▸ **Your objective**
What lines of the data include the string "fill"? Copy them all.

▸ **Material**

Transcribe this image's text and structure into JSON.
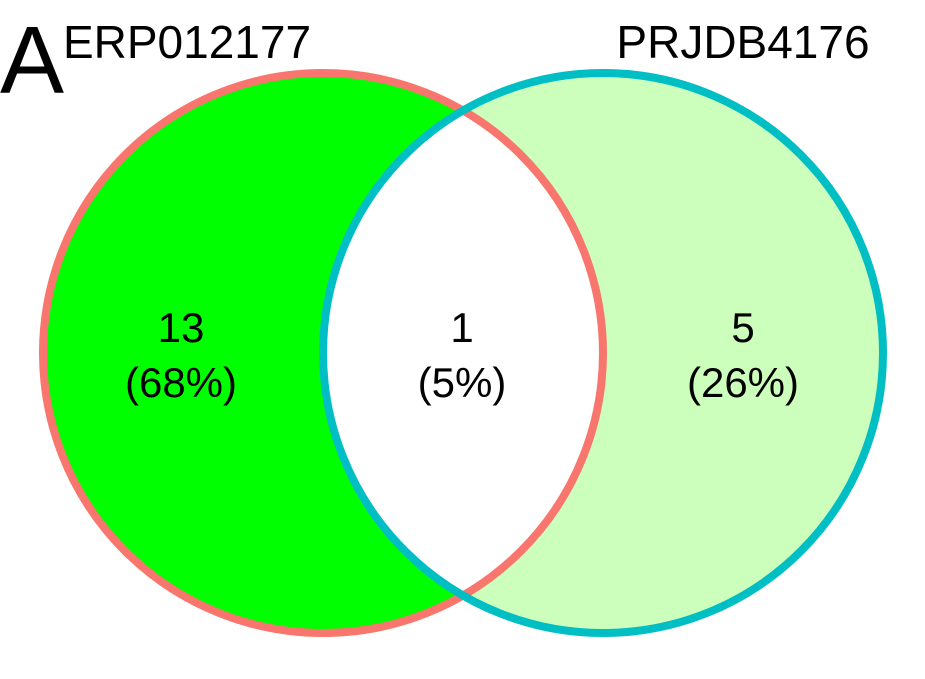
{
  "panel_label": "A",
  "sets": [
    {
      "name": "ERP012177",
      "color": "#F8766D",
      "fill": "#00FF00"
    },
    {
      "name": "PRJDB4176",
      "color": "#00BFC4",
      "fill": "#CCFFBB"
    }
  ],
  "regions": [
    {
      "id": "erp-only",
      "count": "13",
      "percent": "(68%)"
    },
    {
      "id": "overlap",
      "count": "1",
      "percent": "(5%)",
      "fill": "#FFFFFF"
    },
    {
      "id": "prj-only",
      "count": "5",
      "percent": "(26%)"
    }
  ]
}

▸ **Response below**
      "fill": "#00FF00"
      "fill": "#CCFFBB"
      "fill": "#FFFFFF"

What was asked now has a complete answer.